» WRITTEN PROBLEM
Write out each line from the data below that includes the word "يعني".

=== ENTRIES SHOWN ===

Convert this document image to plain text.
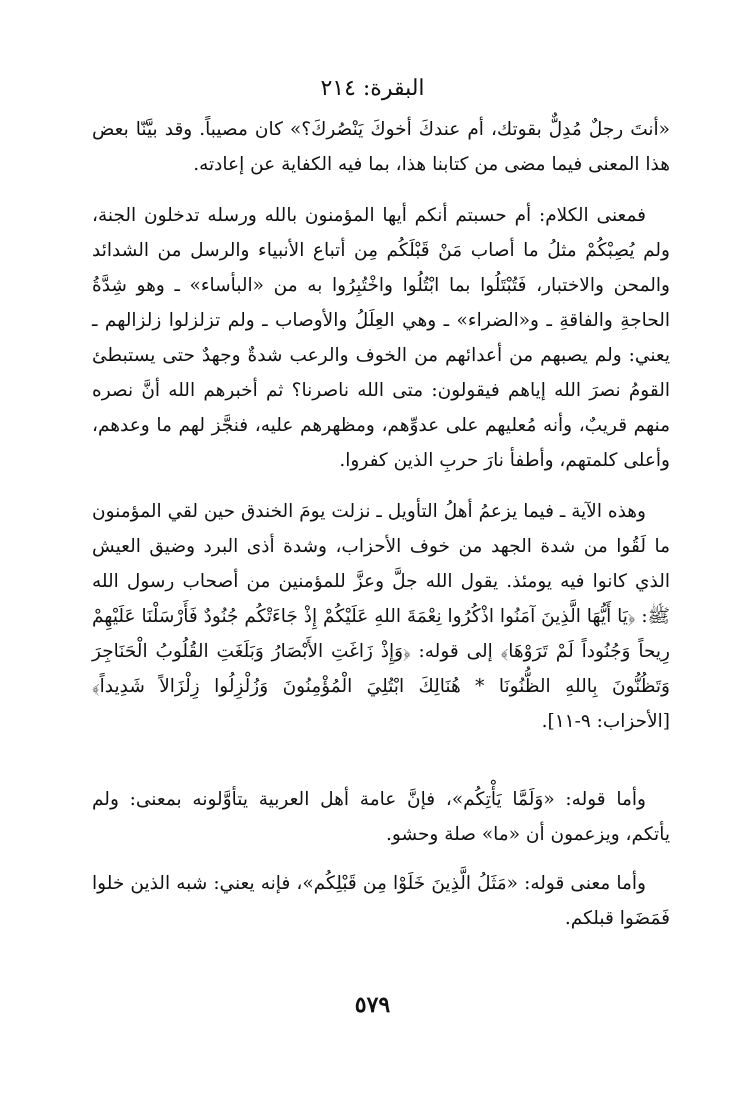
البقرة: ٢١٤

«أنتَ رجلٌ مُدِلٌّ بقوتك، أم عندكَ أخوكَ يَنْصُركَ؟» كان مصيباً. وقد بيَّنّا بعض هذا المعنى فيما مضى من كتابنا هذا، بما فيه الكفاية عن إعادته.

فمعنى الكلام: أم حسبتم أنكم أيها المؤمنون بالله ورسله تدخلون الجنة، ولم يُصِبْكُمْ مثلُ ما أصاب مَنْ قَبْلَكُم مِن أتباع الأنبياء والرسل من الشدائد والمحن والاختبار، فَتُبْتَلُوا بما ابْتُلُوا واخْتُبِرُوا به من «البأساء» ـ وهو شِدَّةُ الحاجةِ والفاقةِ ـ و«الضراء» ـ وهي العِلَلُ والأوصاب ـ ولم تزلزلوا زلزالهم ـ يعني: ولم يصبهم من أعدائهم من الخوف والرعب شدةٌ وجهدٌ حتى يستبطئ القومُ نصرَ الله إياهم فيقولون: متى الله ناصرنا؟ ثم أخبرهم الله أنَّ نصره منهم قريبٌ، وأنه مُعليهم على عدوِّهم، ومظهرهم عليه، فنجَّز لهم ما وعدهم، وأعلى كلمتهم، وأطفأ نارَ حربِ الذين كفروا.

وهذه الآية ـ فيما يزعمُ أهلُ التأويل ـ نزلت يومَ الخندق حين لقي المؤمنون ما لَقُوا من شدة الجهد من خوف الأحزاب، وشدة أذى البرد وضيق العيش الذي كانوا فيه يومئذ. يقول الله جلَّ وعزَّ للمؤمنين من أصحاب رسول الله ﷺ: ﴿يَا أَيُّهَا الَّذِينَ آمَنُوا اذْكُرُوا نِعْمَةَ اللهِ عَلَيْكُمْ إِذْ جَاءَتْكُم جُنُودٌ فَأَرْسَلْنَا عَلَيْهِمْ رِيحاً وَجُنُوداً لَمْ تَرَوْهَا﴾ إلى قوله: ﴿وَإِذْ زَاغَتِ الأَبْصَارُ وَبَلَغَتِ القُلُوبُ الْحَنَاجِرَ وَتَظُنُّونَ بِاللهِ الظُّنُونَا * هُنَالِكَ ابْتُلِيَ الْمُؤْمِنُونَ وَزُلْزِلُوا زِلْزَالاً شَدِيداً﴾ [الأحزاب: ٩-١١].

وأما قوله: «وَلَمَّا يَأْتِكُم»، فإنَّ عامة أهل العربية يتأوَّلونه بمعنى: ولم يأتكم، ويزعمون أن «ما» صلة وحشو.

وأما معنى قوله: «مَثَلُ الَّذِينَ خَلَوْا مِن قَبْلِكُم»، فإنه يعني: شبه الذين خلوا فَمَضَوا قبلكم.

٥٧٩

===
=== ENTRIES SHOWN ===

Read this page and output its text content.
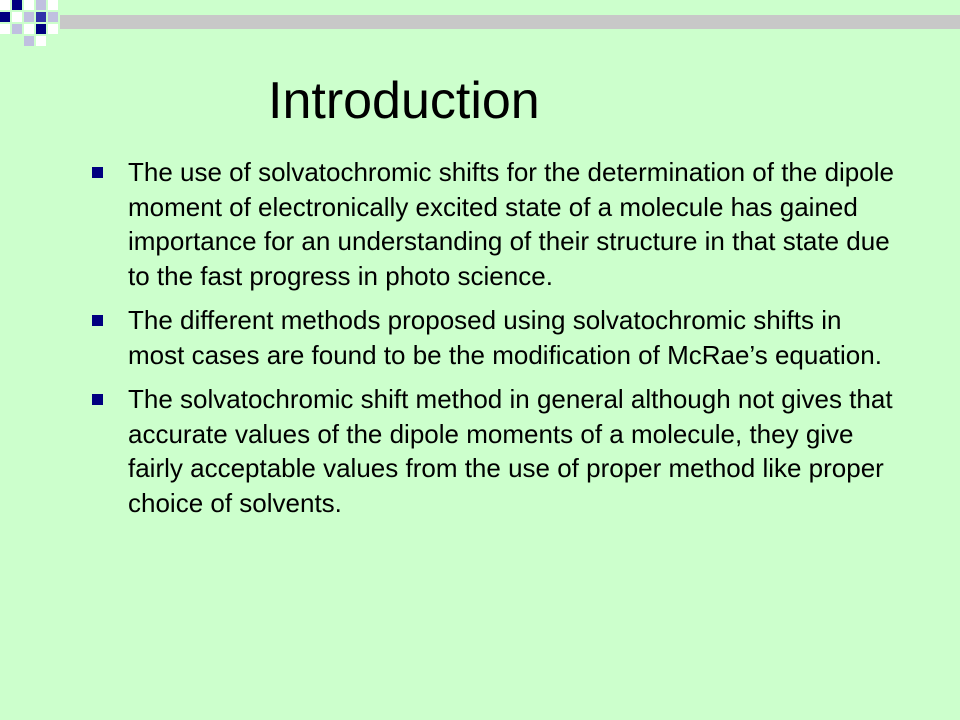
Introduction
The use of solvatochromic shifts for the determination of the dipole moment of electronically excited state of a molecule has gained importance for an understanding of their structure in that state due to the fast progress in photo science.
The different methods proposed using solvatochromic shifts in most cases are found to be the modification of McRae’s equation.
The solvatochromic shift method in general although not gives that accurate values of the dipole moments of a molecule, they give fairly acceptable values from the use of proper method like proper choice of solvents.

===
=== ENTRIES SHOWN ===

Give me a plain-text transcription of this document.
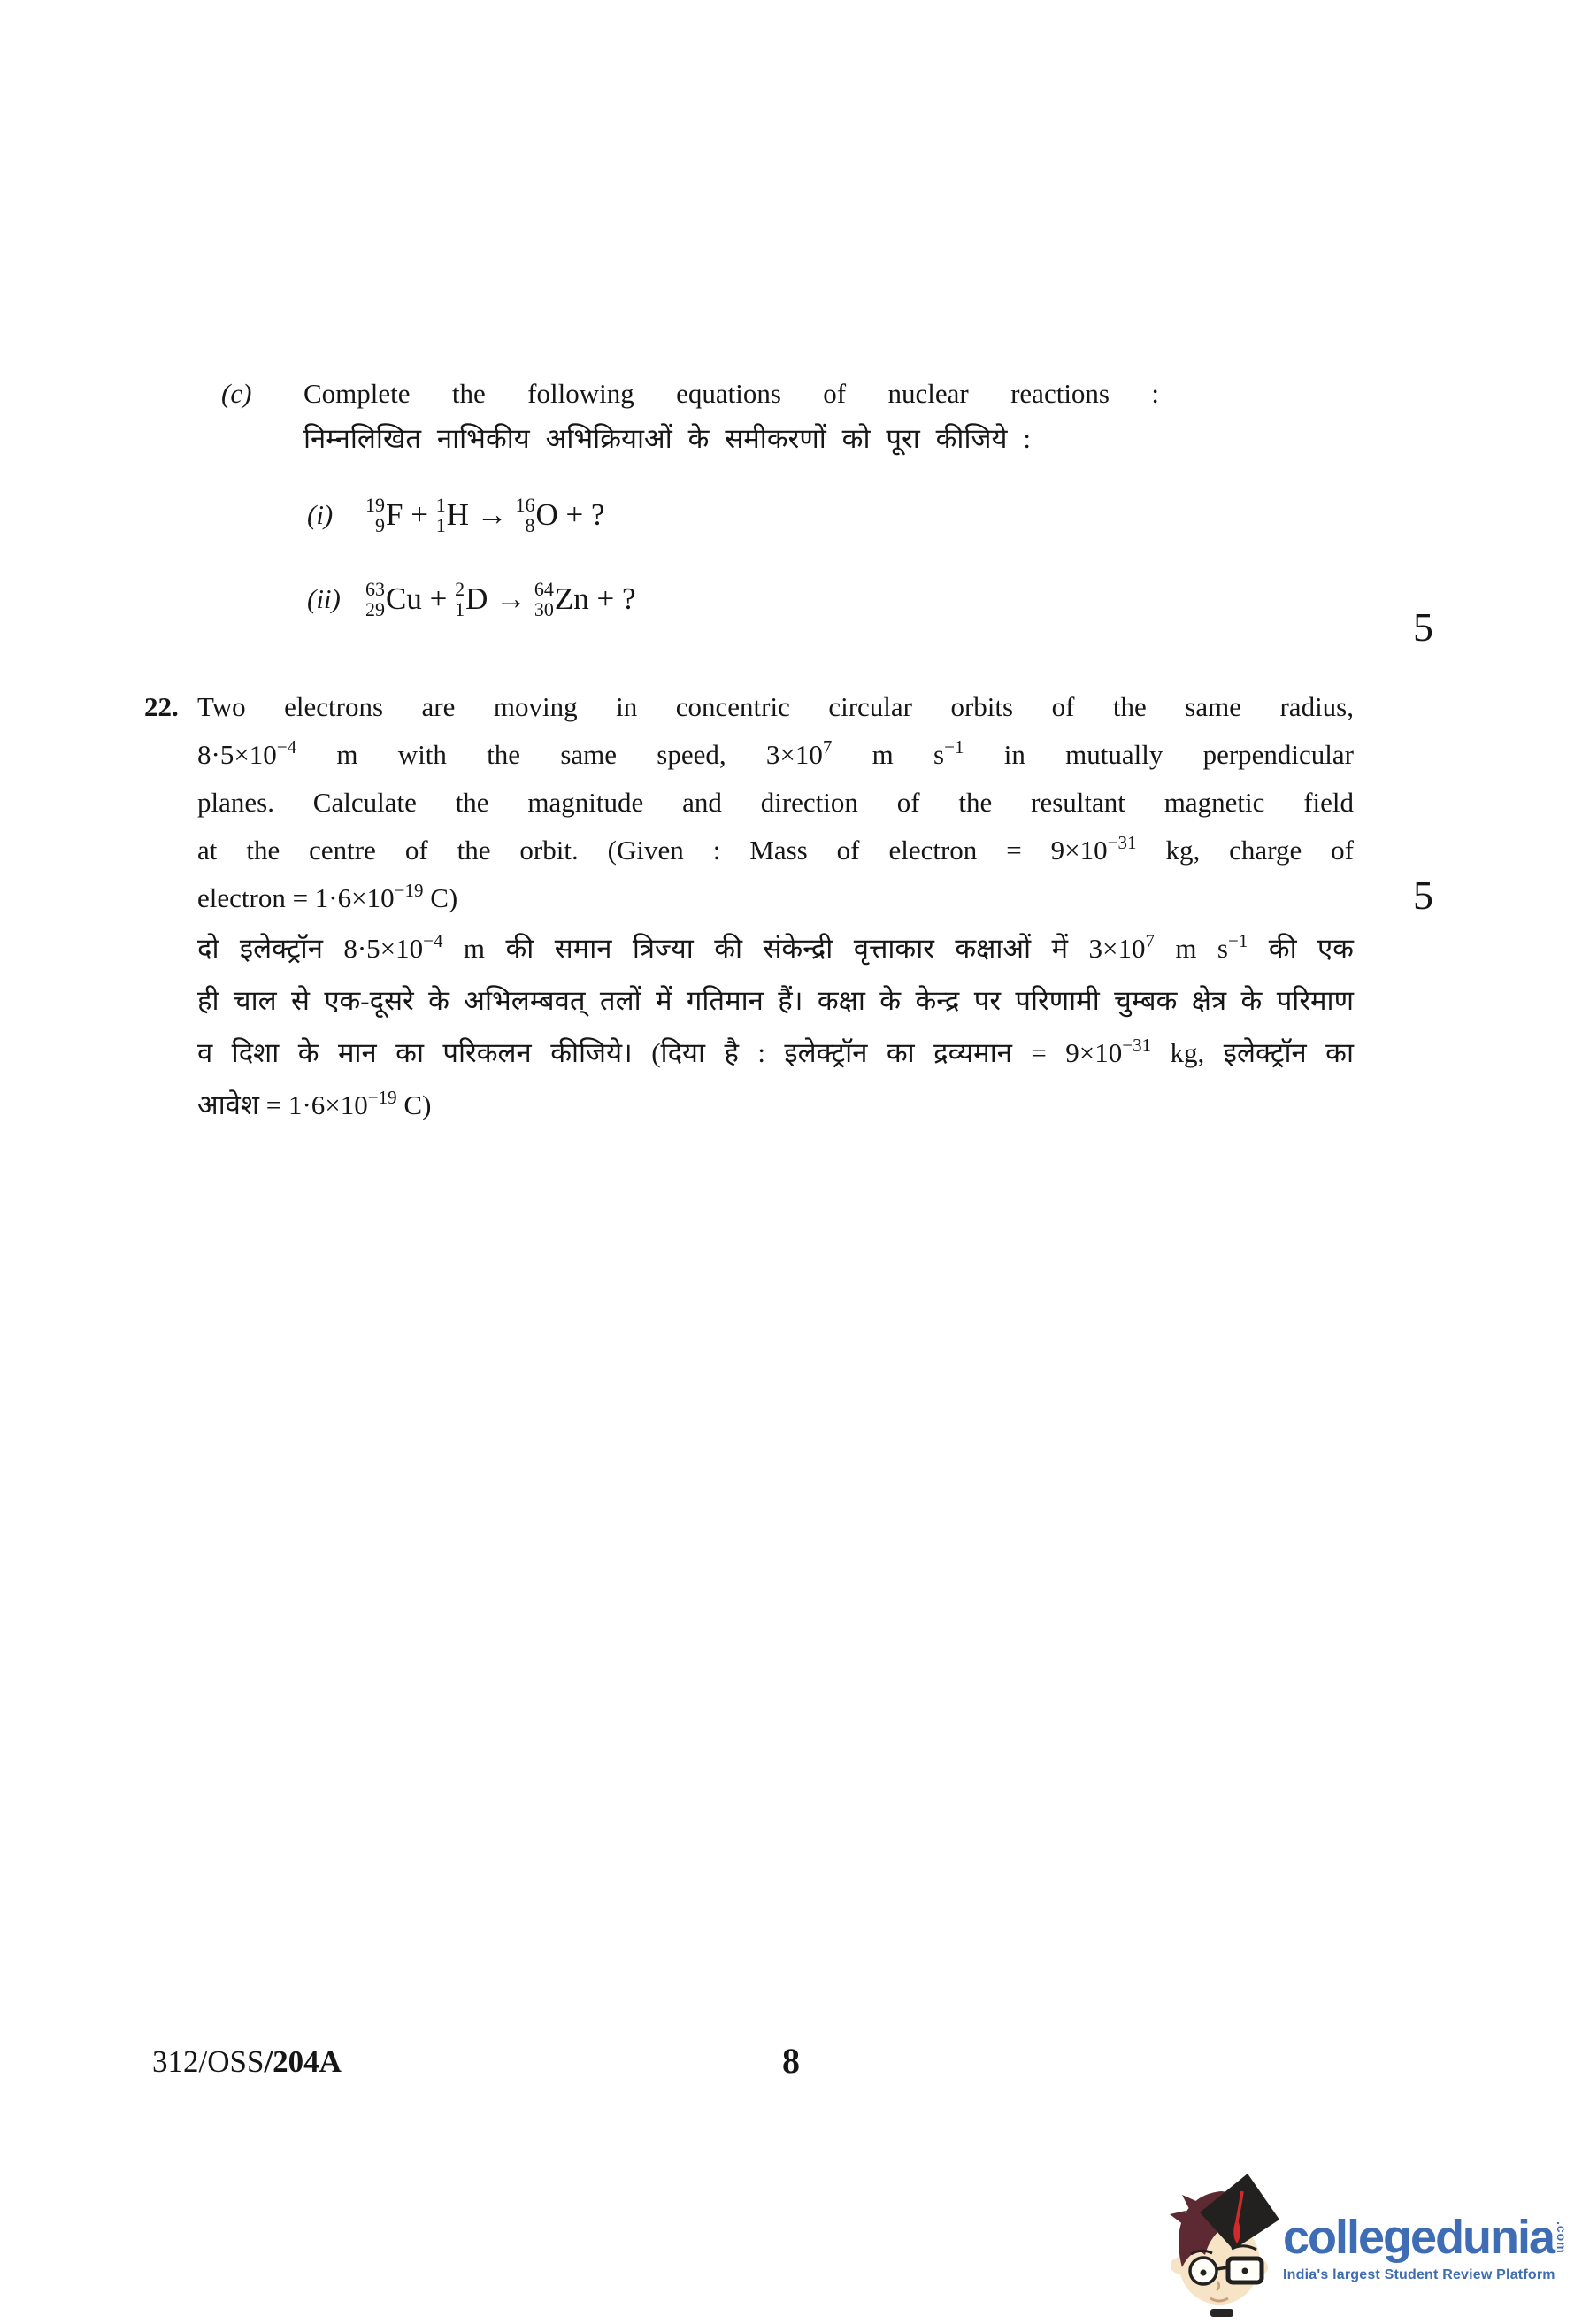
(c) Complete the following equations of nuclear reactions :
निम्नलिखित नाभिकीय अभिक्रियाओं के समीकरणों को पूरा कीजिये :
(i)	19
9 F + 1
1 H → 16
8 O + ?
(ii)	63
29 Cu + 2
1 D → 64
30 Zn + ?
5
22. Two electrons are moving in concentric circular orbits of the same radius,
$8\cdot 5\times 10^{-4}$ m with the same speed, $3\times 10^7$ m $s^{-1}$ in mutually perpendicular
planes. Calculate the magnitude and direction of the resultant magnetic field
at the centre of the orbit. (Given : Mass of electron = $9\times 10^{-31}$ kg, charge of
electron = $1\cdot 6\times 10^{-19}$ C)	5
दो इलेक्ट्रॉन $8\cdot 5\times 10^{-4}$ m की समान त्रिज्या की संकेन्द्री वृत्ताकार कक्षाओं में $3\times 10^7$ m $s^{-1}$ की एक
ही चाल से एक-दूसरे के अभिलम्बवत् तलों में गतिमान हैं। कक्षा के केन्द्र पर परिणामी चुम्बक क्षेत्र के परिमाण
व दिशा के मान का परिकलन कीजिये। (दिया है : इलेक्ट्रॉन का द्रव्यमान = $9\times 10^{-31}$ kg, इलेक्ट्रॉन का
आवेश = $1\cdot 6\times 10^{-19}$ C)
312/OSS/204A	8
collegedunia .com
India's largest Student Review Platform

===

» RESULT OF THIS TASK
فمعنى الكلام: أم حسبتم أنكم أيها المؤمنون بالله ورسله تدخلون الجنة، ولم يُصِبْكُمْ مثلُ ما أصاب مَنْ قَبْلَكُم مِن أتباع الأنبياء والرسل من الشدائد والمحن والاختبار، فَتُبْتَلُوا بما ابْتُلُوا واخْتُبِرُوا به من «البأساء» ـ وهو شِدَّةُ الحاجةِ والفاقةِ ـ و«الضراء» ـ وهي العِلَلُ والأوصاب ـ ولم تزلزلوا زلزالهم ـ يعني: ولم يصبهم من أعدائهم من الخوف والرعب شدةٌ وجهدٌ حتى يستبطئ القومُ نصرَ الله إياهم فيقولون: متى الله ناصرنا؟ ثم أخبرهم الله أنَّ نصره منهم قريبٌ، وأنه مُعليهم على عدوِّهم، ومظهرهم عليه، فنجَّز لهم ما وعدهم، وأعلى كلمتهم، وأطفأ نارَ حربِ الذين كفروا.
وأما معنى قوله: «مَثَلُ الَّذِينَ خَلَوْا مِن قَبْلِكُم»، فإنه يعني: شبه الذين خلوا فَمَضَوا قبلكم.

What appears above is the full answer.